TASK DETAILS:
Scan the lines below and report each one containing "Hippocampal" by copying it.

Stored data:
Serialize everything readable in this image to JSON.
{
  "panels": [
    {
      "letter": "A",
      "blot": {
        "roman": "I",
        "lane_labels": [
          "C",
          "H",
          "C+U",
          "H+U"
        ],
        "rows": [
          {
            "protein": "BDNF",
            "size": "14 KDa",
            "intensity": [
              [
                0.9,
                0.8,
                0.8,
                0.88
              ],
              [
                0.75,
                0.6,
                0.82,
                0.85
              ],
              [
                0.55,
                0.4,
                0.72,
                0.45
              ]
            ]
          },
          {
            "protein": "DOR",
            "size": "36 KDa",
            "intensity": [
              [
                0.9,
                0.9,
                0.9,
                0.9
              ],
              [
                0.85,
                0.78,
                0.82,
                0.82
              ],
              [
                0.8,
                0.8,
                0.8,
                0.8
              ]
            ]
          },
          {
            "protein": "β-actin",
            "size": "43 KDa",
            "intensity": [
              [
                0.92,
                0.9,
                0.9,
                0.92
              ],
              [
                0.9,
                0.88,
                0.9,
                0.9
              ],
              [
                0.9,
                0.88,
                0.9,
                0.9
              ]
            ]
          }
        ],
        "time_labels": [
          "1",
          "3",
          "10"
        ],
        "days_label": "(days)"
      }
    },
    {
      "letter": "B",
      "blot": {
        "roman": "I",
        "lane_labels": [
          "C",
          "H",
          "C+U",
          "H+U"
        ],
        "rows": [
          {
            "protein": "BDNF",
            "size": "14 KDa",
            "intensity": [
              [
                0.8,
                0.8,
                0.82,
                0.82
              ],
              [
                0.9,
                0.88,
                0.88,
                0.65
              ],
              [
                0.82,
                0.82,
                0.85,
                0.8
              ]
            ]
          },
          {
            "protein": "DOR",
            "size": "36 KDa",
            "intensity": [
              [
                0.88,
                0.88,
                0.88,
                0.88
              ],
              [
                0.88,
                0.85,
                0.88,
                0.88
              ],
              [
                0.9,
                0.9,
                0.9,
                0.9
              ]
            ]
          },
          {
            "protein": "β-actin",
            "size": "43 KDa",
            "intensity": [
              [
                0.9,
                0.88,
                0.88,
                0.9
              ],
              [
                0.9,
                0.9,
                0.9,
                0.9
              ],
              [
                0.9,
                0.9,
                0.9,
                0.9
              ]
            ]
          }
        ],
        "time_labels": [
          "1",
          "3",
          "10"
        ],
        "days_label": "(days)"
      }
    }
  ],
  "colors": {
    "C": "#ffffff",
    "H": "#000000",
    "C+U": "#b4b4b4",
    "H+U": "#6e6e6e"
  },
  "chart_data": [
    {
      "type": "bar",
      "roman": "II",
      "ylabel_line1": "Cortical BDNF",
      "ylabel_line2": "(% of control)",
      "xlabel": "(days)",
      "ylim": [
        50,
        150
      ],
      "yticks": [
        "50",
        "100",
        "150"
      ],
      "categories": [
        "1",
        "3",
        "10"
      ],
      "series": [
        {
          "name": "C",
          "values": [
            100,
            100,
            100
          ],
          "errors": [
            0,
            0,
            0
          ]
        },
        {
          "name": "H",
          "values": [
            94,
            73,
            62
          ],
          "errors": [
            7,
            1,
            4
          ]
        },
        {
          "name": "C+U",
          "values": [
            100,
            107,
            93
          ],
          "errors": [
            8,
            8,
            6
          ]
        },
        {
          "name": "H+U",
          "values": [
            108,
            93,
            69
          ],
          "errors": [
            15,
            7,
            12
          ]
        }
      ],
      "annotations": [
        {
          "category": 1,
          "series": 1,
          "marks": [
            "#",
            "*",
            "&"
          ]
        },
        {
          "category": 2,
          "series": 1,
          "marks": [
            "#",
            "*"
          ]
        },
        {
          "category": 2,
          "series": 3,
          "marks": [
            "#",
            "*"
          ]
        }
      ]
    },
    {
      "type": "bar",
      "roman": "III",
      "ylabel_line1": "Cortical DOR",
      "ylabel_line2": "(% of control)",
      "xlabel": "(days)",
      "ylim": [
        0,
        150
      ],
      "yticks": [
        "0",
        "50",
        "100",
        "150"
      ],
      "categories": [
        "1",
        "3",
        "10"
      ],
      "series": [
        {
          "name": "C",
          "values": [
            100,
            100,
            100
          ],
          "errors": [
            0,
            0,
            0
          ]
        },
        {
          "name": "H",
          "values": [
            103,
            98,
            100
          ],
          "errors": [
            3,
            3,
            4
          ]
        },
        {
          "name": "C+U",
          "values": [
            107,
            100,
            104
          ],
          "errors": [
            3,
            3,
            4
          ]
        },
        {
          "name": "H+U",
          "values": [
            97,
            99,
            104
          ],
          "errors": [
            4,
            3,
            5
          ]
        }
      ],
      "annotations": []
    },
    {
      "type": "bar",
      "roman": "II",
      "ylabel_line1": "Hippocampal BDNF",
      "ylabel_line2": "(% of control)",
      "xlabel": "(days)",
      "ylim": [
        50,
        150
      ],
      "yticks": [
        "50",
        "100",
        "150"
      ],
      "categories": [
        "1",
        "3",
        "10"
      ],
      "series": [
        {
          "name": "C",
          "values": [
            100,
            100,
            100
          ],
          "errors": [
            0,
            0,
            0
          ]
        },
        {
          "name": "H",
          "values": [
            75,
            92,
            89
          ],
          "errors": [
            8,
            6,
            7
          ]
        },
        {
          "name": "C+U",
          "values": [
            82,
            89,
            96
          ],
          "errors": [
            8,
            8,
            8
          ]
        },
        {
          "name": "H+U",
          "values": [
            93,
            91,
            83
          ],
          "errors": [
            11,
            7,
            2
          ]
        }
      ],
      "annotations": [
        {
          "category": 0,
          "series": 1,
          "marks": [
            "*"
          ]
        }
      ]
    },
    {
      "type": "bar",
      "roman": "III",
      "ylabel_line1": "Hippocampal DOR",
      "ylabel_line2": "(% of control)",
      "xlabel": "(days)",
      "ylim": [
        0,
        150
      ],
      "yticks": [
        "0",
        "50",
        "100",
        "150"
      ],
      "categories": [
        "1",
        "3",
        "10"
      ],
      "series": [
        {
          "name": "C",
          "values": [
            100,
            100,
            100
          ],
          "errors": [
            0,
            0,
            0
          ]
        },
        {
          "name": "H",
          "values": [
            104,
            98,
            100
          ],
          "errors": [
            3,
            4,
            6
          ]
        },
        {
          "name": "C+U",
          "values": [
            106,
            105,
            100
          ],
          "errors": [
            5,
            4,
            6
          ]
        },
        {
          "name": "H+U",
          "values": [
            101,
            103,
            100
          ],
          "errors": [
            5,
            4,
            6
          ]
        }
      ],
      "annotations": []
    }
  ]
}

---

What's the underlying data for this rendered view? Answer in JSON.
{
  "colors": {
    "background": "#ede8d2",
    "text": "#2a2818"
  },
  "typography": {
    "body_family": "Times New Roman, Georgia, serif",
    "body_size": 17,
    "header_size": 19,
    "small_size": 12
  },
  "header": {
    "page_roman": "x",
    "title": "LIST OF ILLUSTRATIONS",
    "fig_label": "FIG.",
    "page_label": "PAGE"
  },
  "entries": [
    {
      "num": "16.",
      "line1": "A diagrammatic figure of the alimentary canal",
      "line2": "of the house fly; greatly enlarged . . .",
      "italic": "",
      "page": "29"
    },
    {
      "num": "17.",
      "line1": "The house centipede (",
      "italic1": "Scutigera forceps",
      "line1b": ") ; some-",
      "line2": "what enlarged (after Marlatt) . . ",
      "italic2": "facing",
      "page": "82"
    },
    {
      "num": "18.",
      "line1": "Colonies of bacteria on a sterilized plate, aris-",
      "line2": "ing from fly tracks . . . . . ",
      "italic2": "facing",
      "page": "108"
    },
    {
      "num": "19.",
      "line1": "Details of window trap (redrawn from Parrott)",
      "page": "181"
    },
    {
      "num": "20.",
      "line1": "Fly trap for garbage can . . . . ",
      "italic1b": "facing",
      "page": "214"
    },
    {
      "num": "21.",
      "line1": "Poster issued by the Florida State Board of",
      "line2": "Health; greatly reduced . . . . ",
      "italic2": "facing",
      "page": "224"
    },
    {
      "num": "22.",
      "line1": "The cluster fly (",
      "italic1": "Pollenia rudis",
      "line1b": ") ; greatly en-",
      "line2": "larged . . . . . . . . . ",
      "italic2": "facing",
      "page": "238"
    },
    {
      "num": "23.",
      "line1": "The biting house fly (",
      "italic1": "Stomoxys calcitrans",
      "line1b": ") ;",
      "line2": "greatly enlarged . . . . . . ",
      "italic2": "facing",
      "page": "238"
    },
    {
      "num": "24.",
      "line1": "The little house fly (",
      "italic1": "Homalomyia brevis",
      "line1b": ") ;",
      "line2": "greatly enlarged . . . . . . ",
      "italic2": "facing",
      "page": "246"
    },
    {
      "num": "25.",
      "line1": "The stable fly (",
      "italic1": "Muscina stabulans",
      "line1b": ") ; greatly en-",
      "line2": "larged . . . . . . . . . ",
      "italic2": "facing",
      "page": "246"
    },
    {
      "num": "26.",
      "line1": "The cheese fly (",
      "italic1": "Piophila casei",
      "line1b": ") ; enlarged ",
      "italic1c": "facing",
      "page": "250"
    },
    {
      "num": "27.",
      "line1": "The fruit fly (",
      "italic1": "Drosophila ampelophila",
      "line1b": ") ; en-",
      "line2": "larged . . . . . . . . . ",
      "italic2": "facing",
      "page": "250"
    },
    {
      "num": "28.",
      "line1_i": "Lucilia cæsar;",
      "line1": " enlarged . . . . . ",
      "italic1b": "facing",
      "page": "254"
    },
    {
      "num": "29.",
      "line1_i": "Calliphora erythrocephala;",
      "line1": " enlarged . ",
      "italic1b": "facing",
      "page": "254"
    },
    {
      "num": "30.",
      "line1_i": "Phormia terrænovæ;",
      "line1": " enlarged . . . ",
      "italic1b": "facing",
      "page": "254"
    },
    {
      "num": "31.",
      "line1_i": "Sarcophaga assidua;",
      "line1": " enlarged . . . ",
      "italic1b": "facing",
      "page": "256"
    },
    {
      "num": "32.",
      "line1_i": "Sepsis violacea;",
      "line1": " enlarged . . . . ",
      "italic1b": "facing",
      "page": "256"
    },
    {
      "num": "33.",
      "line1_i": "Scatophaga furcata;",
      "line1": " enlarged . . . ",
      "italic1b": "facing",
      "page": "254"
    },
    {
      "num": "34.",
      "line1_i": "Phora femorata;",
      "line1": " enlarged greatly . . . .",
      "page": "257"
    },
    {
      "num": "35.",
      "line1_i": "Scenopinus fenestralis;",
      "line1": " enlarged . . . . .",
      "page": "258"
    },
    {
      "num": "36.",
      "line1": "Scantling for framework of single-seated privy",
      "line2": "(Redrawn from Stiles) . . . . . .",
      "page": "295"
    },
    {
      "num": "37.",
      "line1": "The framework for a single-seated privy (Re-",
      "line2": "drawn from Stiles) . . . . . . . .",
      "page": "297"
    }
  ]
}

EXERCISE ANSWER:
      "ylabel_line1": "Hippocampal BDNF",
      "ylabel_line1": "Hippocampal DOR",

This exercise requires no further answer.